About this task → Copy exactly the lines from the one containing "Output a JSON" through the last line of the records below, including both, and leave out any pictures.
[Given information Boundary: Start]
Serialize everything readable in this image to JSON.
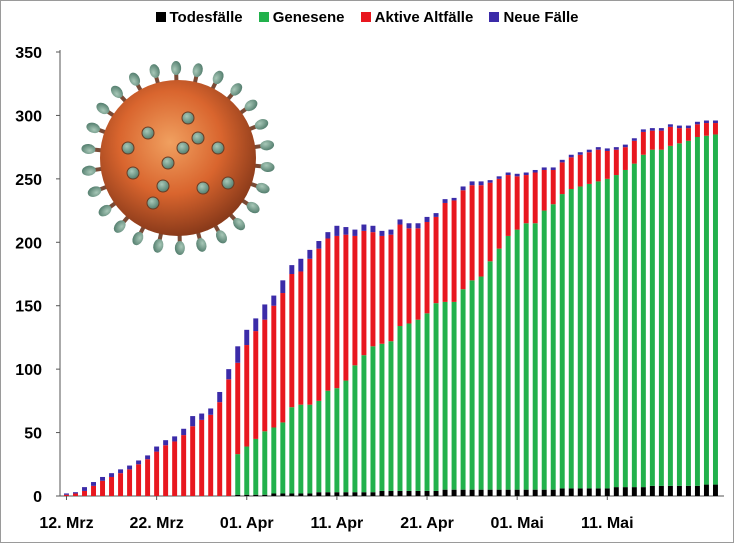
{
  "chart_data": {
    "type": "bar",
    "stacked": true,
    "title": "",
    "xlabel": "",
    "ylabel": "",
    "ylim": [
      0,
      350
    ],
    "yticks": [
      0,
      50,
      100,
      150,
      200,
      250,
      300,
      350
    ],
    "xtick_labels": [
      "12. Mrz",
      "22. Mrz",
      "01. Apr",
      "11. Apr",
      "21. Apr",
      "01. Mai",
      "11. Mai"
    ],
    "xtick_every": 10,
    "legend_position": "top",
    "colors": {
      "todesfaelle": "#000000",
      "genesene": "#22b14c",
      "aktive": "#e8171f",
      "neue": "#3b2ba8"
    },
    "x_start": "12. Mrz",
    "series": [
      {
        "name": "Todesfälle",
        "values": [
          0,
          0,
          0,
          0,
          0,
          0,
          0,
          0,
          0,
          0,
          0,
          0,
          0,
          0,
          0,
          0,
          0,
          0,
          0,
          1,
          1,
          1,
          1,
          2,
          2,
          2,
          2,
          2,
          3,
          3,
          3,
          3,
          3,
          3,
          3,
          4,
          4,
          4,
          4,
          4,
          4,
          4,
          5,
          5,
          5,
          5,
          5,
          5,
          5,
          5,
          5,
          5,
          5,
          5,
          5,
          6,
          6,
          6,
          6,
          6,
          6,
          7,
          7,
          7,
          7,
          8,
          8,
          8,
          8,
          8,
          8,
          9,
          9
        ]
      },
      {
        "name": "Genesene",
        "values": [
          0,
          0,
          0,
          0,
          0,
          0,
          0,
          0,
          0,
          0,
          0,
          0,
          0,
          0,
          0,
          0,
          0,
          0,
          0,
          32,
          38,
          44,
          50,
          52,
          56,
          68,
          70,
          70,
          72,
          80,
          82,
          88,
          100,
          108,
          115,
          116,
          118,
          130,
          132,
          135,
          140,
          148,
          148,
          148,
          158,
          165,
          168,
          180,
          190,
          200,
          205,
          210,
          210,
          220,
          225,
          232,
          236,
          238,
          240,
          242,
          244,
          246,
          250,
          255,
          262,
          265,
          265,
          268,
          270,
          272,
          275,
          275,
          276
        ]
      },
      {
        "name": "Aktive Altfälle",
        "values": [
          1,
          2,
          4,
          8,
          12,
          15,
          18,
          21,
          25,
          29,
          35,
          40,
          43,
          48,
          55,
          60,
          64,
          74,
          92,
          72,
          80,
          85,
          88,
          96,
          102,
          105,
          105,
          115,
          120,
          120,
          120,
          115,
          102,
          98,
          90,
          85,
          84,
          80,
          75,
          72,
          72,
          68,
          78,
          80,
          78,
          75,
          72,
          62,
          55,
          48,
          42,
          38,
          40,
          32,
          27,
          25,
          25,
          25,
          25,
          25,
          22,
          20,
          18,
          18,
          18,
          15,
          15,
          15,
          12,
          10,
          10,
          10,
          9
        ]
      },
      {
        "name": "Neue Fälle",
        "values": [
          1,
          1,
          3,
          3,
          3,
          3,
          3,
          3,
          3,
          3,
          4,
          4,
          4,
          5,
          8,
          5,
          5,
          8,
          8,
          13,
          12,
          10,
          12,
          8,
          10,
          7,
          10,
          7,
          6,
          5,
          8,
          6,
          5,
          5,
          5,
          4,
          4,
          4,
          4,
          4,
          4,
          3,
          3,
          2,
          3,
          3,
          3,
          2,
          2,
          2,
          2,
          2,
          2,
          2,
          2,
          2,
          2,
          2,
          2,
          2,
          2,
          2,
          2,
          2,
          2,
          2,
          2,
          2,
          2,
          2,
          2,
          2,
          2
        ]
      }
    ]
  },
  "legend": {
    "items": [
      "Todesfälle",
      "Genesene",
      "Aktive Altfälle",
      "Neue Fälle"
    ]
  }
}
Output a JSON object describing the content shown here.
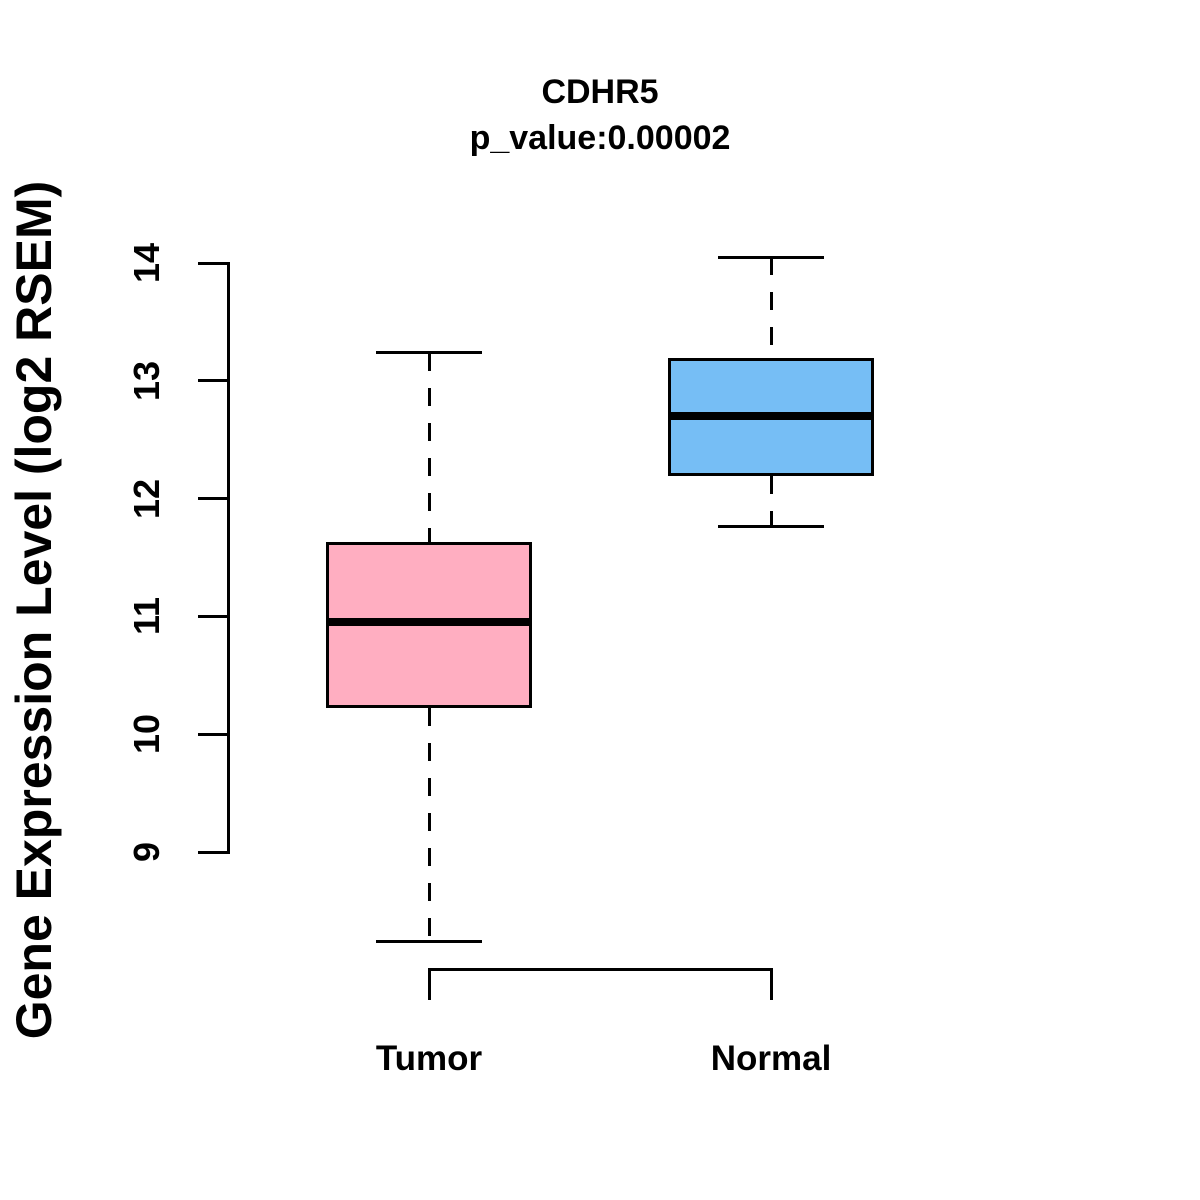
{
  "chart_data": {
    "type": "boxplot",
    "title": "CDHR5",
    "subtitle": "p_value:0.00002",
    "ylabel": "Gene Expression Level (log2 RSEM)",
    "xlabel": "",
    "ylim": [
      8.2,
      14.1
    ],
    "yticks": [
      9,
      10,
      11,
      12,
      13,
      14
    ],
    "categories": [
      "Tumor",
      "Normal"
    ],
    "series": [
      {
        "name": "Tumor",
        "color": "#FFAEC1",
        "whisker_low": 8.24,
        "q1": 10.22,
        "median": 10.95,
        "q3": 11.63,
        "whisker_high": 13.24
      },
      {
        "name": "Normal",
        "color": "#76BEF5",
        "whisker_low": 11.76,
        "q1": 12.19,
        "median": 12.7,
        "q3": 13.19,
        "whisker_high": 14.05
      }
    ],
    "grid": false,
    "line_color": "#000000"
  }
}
[Given information Boundary: End]
Written answer →
Output a JSON object describing the content shown here.
{
  "chart_data": {
    "type": "boxplot",
    "title": "CDHR5",
    "subtitle": "p_value:0.00002",
    "ylabel": "Gene Expression Level (log2 RSEM)",
    "xlabel": "",
    "ylim": [
      8.2,
      14.1
    ],
    "yticks": [
      9,
      10,
      11,
      12,
      13,
      14
    ],
    "categories": [
      "Tumor",
      "Normal"
    ],
    "series": [
      {
        "name": "Tumor",
        "color": "#FFAEC1",
        "whisker_low": 8.24,
        "q1": 10.22,
        "median": 10.95,
        "q3": 11.63,
        "whisker_high": 13.24
      },
      {
        "name": "Normal",
        "color": "#76BEF5",
        "whisker_low": 11.76,
        "q1": 12.19,
        "median": 12.7,
        "q3": 13.19,
        "whisker_high": 14.05
      }
    ],
    "grid": false,
    "line_color": "#000000"
  }
}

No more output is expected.